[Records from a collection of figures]
* Start *

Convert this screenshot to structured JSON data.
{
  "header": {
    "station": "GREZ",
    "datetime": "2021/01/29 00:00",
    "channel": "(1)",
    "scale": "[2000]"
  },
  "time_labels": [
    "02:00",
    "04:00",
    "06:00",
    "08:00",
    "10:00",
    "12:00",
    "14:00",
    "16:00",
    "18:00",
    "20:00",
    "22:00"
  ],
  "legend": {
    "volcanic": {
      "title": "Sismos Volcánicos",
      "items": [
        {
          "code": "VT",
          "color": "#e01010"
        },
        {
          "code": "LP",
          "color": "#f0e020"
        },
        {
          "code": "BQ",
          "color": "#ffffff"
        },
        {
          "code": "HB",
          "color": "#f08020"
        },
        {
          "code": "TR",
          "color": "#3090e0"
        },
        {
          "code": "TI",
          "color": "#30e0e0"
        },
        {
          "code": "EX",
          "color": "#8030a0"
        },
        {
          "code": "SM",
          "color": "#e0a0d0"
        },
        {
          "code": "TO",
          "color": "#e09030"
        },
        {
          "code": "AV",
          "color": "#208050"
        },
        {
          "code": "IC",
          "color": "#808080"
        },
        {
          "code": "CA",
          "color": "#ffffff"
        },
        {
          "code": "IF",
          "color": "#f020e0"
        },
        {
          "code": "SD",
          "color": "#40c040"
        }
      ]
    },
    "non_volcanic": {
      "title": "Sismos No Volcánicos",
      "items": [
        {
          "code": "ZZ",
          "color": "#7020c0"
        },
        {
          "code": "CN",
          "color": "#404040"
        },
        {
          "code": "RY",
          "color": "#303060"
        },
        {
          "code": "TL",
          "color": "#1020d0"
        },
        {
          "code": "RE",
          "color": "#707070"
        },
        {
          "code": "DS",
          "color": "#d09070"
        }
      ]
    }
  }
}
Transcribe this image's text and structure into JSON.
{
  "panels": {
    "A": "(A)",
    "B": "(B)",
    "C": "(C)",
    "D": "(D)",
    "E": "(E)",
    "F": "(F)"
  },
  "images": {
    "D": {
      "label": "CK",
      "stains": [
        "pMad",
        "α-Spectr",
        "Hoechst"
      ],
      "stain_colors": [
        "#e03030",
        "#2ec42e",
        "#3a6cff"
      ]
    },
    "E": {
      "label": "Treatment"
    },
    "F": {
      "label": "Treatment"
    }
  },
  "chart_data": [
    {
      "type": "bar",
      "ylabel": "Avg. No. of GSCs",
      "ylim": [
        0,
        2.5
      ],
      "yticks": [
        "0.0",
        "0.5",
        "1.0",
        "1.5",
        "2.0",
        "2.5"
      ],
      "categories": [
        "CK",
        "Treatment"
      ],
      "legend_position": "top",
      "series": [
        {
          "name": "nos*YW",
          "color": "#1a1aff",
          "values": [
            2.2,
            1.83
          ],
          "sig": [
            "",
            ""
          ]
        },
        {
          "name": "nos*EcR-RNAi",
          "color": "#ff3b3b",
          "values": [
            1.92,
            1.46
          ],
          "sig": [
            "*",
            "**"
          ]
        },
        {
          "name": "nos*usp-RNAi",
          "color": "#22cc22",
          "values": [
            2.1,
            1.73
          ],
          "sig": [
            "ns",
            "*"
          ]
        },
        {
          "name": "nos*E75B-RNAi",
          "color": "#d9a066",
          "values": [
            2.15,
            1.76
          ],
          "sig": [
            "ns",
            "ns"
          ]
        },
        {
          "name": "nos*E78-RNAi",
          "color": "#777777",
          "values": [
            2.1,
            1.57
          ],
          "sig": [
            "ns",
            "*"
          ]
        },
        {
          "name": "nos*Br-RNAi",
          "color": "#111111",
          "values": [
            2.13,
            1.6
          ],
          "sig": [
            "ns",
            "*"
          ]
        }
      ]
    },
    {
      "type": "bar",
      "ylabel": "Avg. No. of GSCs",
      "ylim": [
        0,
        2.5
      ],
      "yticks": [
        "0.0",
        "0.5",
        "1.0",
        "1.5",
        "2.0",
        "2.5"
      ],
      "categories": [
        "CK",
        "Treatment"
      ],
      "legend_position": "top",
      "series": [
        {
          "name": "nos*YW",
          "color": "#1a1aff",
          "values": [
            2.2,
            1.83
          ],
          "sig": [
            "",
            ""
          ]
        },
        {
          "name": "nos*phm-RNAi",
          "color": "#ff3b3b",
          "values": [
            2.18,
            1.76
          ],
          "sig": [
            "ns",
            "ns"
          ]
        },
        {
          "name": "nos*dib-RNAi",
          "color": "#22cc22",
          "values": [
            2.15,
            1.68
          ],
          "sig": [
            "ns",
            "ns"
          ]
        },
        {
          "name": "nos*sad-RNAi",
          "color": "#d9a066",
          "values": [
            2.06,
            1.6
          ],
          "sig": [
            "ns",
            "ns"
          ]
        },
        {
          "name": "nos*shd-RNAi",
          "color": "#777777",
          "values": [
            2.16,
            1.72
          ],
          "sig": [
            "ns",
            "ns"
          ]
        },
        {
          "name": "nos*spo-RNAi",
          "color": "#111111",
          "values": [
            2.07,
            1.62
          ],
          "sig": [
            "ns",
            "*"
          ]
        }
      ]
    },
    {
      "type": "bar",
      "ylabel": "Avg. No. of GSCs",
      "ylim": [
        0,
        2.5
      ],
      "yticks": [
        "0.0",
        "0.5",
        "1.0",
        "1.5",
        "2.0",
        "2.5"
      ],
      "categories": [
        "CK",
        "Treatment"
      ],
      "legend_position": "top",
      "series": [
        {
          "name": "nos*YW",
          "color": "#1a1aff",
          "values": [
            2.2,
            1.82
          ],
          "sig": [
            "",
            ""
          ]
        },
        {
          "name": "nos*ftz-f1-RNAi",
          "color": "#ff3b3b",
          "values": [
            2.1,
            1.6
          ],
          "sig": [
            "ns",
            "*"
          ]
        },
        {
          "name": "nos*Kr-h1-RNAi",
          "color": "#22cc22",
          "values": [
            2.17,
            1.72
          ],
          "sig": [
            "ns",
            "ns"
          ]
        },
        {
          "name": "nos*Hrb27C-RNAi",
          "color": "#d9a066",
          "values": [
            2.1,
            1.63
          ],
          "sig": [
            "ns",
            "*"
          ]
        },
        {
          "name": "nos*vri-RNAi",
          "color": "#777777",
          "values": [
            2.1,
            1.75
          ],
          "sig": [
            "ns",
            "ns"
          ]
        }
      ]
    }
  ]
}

* End *

Type the whole listing again, unaltered.

Exercise solution:
Convert this screenshot to structured JSON data.
{
  "header": {
    "station": "GREZ",
    "datetime": "2021/01/29 00:00",
    "channel": "(1)",
    "scale": "[2000]"
  },
  "time_labels": [
    "02:00",
    "04:00",
    "06:00",
    "08:00",
    "10:00",
    "12:00",
    "14:00",
    "16:00",
    "18:00",
    "20:00",
    "22:00"
  ],
  "legend": {
    "volcanic": {
      "title": "Sismos Volcánicos",
      "items": [
        {
          "code": "VT",
          "color": "#e01010"
        },
        {
          "code": "LP",
          "color": "#f0e020"
        },
        {
          "code": "BQ",
          "color": "#ffffff"
        },
        {
          "code": "HB",
          "color": "#f08020"
        },
        {
          "code": "TR",
          "color": "#3090e0"
        },
        {
          "code": "TI",
          "color": "#30e0e0"
        },
        {
          "code": "EX",
          "color": "#8030a0"
        },
        {
          "code": "SM",
          "color": "#e0a0d0"
        },
        {
          "code": "TO",
          "color": "#e09030"
        },
        {
          "code": "AV",
          "color": "#208050"
        },
        {
          "code": "IC",
          "color": "#808080"
        },
        {
          "code": "CA",
          "color": "#ffffff"
        },
        {
          "code": "IF",
          "color": "#f020e0"
        },
        {
          "code": "SD",
          "color": "#40c040"
        }
      ]
    },
    "non_volcanic": {
      "title": "Sismos No Volcánicos",
      "items": [
        {
          "code": "ZZ",
          "color": "#7020c0"
        },
        {
          "code": "CN",
          "color": "#404040"
        },
        {
          "code": "RY",
          "color": "#303060"
        },
        {
          "code": "TL",
          "color": "#1020d0"
        },
        {
          "code": "RE",
          "color": "#707070"
        },
        {
          "code": "DS",
          "color": "#d09070"
        }
      ]
    }
  }
}
Transcribe this image's text and structure into JSON.
{
  "panels": {
    "A": "(A)",
    "B": "(B)",
    "C": "(C)",
    "D": "(D)",
    "E": "(E)",
    "F": "(F)"
  },
  "images": {
    "D": {
      "label": "CK",
      "stains": [
        "pMad",
        "α-Spectr",
        "Hoechst"
      ],
      "stain_colors": [
        "#e03030",
        "#2ec42e",
        "#3a6cff"
      ]
    },
    "E": {
      "label": "Treatment"
    },
    "F": {
      "label": "Treatment"
    }
  },
  "chart_data": [
    {
      "type": "bar",
      "ylabel": "Avg. No. of GSCs",
      "ylim": [
        0,
        2.5
      ],
      "yticks": [
        "0.0",
        "0.5",
        "1.0",
        "1.5",
        "2.0",
        "2.5"
      ],
      "categories": [
        "CK",
        "Treatment"
      ],
      "legend_position": "top",
      "series": [
        {
          "name": "nos*YW",
          "color": "#1a1aff",
          "values": [
            2.2,
            1.83
          ],
          "sig": [
            "",
            ""
          ]
        },
        {
          "name": "nos*EcR-RNAi",
          "color": "#ff3b3b",
          "values": [
            1.92,
            1.46
          ],
          "sig": [
            "*",
            "**"
          ]
        },
        {
          "name": "nos*usp-RNAi",
          "color": "#22cc22",
          "values": [
            2.1,
            1.73
          ],
          "sig": [
            "ns",
            "*"
          ]
        },
        {
          "name": "nos*E75B-RNAi",
          "color": "#d9a066",
          "values": [
            2.15,
            1.76
          ],
          "sig": [
            "ns",
            "ns"
          ]
        },
        {
          "name": "nos*E78-RNAi",
          "color": "#777777",
          "values": [
            2.1,
            1.57
          ],
          "sig": [
            "ns",
            "*"
          ]
        },
        {
          "name": "nos*Br-RNAi",
          "color": "#111111",
          "values": [
            2.13,
            1.6
          ],
          "sig": [
            "ns",
            "*"
          ]
        }
      ]
    },
    {
      "type": "bar",
      "ylabel": "Avg. No. of GSCs",
      "ylim": [
        0,
        2.5
      ],
      "yticks": [
        "0.0",
        "0.5",
        "1.0",
        "1.5",
        "2.0",
        "2.5"
      ],
      "categories": [
        "CK",
        "Treatment"
      ],
      "legend_position": "top",
      "series": [
        {
          "name": "nos*YW",
          "color": "#1a1aff",
          "values": [
            2.2,
            1.83
          ],
          "sig": [
            "",
            ""
          ]
        },
        {
          "name": "nos*phm-RNAi",
          "color": "#ff3b3b",
          "values": [
            2.18,
            1.76
          ],
          "sig": [
            "ns",
            "ns"
          ]
        },
        {
          "name": "nos*dib-RNAi",
          "color": "#22cc22",
          "values": [
            2.15,
            1.68
          ],
          "sig": [
            "ns",
            "ns"
          ]
        },
        {
          "name": "nos*sad-RNAi",
          "color": "#d9a066",
          "values": [
            2.06,
            1.6
          ],
          "sig": [
            "ns",
            "ns"
          ]
        },
        {
          "name": "nos*shd-RNAi",
          "color": "#777777",
          "values": [
            2.16,
            1.72
          ],
          "sig": [
            "ns",
            "ns"
          ]
        },
        {
          "name": "nos*spo-RNAi",
          "color": "#111111",
          "values": [
            2.07,
            1.62
          ],
          "sig": [
            "ns",
            "*"
          ]
        }
      ]
    },
    {
      "type": "bar",
      "ylabel": "Avg. No. of GSCs",
      "ylim": [
        0,
        2.5
      ],
      "yticks": [
        "0.0",
        "0.5",
        "1.0",
        "1.5",
        "2.0",
        "2.5"
      ],
      "categories": [
        "CK",
        "Treatment"
      ],
      "legend_position": "top",
      "series": [
        {
          "name": "nos*YW",
          "color": "#1a1aff",
          "values": [
            2.2,
            1.82
          ],
          "sig": [
            "",
            ""
          ]
        },
        {
          "name": "nos*ftz-f1-RNAi",
          "color": "#ff3b3b",
          "values": [
            2.1,
            1.6
          ],
          "sig": [
            "ns",
            "*"
          ]
        },
        {
          "name": "nos*Kr-h1-RNAi",
          "color": "#22cc22",
          "values": [
            2.17,
            1.72
          ],
          "sig": [
            "ns",
            "ns"
          ]
        },
        {
          "name": "nos*Hrb27C-RNAi",
          "color": "#d9a066",
          "values": [
            2.1,
            1.63
          ],
          "sig": [
            "ns",
            "*"
          ]
        },
        {
          "name": "nos*vri-RNAi",
          "color": "#777777",
          "values": [
            2.1,
            1.75
          ],
          "sig": [
            "ns",
            "ns"
          ]
        }
      ]
    }
  ]
}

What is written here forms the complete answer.